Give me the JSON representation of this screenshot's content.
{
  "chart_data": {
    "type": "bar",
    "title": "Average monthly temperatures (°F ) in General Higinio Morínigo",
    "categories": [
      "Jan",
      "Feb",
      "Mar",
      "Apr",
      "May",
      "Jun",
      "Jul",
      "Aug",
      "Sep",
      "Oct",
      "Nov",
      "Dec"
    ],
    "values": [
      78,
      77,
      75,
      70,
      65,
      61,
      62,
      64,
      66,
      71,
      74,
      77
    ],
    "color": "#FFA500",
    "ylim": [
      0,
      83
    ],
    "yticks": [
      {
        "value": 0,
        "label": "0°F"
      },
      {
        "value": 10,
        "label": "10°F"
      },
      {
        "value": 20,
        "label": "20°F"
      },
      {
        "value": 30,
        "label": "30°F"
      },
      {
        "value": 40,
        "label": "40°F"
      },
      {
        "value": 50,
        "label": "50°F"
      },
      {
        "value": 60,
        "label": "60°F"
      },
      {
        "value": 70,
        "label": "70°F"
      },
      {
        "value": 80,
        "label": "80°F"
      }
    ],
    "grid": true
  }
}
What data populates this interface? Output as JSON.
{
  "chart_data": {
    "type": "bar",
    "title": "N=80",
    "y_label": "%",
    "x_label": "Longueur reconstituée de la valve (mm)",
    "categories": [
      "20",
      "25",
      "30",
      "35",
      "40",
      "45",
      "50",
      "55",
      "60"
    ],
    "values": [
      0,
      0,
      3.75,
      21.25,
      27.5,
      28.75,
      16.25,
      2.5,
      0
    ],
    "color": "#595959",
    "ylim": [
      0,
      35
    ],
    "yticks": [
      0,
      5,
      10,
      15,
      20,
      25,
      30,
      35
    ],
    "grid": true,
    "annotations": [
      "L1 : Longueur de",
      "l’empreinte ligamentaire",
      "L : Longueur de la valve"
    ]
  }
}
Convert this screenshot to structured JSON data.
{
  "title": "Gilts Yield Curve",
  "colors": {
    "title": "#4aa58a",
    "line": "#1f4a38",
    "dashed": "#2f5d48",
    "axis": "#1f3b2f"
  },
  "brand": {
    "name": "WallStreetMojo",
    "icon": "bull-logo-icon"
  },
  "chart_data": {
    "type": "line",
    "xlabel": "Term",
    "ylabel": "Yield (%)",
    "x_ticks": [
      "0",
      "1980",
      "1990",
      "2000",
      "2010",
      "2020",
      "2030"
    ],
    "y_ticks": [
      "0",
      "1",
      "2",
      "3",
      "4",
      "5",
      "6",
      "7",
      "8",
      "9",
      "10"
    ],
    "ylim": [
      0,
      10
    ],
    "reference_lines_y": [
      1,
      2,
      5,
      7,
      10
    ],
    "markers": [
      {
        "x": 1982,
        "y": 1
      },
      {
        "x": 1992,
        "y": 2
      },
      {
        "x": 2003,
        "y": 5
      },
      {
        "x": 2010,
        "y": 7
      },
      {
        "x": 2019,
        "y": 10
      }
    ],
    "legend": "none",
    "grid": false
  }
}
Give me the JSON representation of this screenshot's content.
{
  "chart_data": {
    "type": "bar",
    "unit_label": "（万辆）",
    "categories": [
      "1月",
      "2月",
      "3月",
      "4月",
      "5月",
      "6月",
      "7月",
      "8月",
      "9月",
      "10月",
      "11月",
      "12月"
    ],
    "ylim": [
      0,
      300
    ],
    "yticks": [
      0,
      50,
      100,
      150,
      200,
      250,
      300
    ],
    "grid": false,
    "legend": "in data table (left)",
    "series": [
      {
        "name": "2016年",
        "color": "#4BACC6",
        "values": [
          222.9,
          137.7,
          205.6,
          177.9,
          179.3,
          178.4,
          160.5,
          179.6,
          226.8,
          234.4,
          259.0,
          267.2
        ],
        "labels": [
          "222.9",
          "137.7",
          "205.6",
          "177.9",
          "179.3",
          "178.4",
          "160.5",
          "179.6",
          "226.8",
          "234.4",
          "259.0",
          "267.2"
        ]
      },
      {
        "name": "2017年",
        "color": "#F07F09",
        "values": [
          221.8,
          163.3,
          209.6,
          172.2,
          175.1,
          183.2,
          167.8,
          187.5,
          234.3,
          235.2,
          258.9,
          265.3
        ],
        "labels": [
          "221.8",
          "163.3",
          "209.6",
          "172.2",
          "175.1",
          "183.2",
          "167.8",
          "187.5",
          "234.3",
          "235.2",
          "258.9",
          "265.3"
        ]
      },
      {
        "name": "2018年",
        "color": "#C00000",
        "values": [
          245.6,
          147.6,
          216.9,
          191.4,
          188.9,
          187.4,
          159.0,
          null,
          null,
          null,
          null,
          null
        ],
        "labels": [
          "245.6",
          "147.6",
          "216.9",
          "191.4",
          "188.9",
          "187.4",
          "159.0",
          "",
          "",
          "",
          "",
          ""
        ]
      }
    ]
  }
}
━━━━━━━━━━
What to produce - Set all of the records down again, exactly as they stand.

Answer to this exercise -
Give me the JSON representation of this screenshot's content.
{
  "chart_data": {
    "type": "bar",
    "title": "Average monthly temperatures (°F ) in General Higinio Morínigo",
    "categories": [
      "Jan",
      "Feb",
      "Mar",
      "Apr",
      "May",
      "Jun",
      "Jul",
      "Aug",
      "Sep",
      "Oct",
      "Nov",
      "Dec"
    ],
    "values": [
      78,
      77,
      75,
      70,
      65,
      61,
      62,
      64,
      66,
      71,
      74,
      77
    ],
    "color": "#FFA500",
    "ylim": [
      0,
      83
    ],
    "yticks": [
      {
        "value": 0,
        "label": "0°F"
      },
      {
        "value": 10,
        "label": "10°F"
      },
      {
        "value": 20,
        "label": "20°F"
      },
      {
        "value": 30,
        "label": "30°F"
      },
      {
        "value": 40,
        "label": "40°F"
      },
      {
        "value": 50,
        "label": "50°F"
      },
      {
        "value": 60,
        "label": "60°F"
      },
      {
        "value": 70,
        "label": "70°F"
      },
      {
        "value": 80,
        "label": "80°F"
      }
    ],
    "grid": true
  }
}
What data populates this interface? Output as JSON.
{
  "chart_data": {
    "type": "bar",
    "title": "N=80",
    "y_label": "%",
    "x_label": "Longueur reconstituée de la valve (mm)",
    "categories": [
      "20",
      "25",
      "30",
      "35",
      "40",
      "45",
      "50",
      "55",
      "60"
    ],
    "values": [
      0,
      0,
      3.75,
      21.25,
      27.5,
      28.75,
      16.25,
      2.5,
      0
    ],
    "color": "#595959",
    "ylim": [
      0,
      35
    ],
    "yticks": [
      0,
      5,
      10,
      15,
      20,
      25,
      30,
      35
    ],
    "grid": true,
    "annotations": [
      "L1 : Longueur de",
      "l’empreinte ligamentaire",
      "L : Longueur de la valve"
    ]
  }
}
Convert this screenshot to structured JSON data.
{
  "title": "Gilts Yield Curve",
  "colors": {
    "title": "#4aa58a",
    "line": "#1f4a38",
    "dashed": "#2f5d48",
    "axis": "#1f3b2f"
  },
  "brand": {
    "name": "WallStreetMojo",
    "icon": "bull-logo-icon"
  },
  "chart_data": {
    "type": "line",
    "xlabel": "Term",
    "ylabel": "Yield (%)",
    "x_ticks": [
      "0",
      "1980",
      "1990",
      "2000",
      "2010",
      "2020",
      "2030"
    ],
    "y_ticks": [
      "0",
      "1",
      "2",
      "3",
      "4",
      "5",
      "6",
      "7",
      "8",
      "9",
      "10"
    ],
    "ylim": [
      0,
      10
    ],
    "reference_lines_y": [
      1,
      2,
      5,
      7,
      10
    ],
    "markers": [
      {
        "x": 1982,
        "y": 1
      },
      {
        "x": 1992,
        "y": 2
      },
      {
        "x": 2003,
        "y": 5
      },
      {
        "x": 2010,
        "y": 7
      },
      {
        "x": 2019,
        "y": 10
      }
    ],
    "legend": "none",
    "grid": false
  }
}
Give me the JSON representation of this screenshot's content.
{
  "chart_data": {
    "type": "bar",
    "unit_label": "（万辆）",
    "categories": [
      "1月",
      "2月",
      "3月",
      "4月",
      "5月",
      "6月",
      "7月",
      "8月",
      "9月",
      "10月",
      "11月",
      "12月"
    ],
    "ylim": [
      0,
      300
    ],
    "yticks": [
      0,
      50,
      100,
      150,
      200,
      250,
      300
    ],
    "grid": false,
    "legend": "in data table (left)",
    "series": [
      {
        "name": "2016年",
        "color": "#4BACC6",
        "values": [
          222.9,
          137.7,
          205.6,
          177.9,
          179.3,
          178.4,
          160.5,
          179.6,
          226.8,
          234.4,
          259.0,
          267.2
        ],
        "labels": [
          "222.9",
          "137.7",
          "205.6",
          "177.9",
          "179.3",
          "178.4",
          "160.5",
          "179.6",
          "226.8",
          "234.4",
          "259.0",
          "267.2"
        ]
      },
      {
        "name": "2017年",
        "color": "#F07F09",
        "values": [
          221.8,
          163.3,
          209.6,
          172.2,
          175.1,
          183.2,
          167.8,
          187.5,
          234.3,
          235.2,
          258.9,
          265.3
        ],
        "labels": [
          "221.8",
          "163.3",
          "209.6",
          "172.2",
          "175.1",
          "183.2",
          "167.8",
          "187.5",
          "234.3",
          "235.2",
          "258.9",
          "265.3"
        ]
      },
      {
        "name": "2018年",
        "color": "#C00000",
        "values": [
          245.6,
          147.6,
          216.9,
          191.4,
          188.9,
          187.4,
          159.0,
          null,
          null,
          null,
          null,
          null
        ],
        "labels": [
          "245.6",
          "147.6",
          "216.9",
          "191.4",
          "188.9",
          "187.4",
          "159.0",
          "",
          "",
          "",
          "",
          ""
        ]
      }
    ]
  }
}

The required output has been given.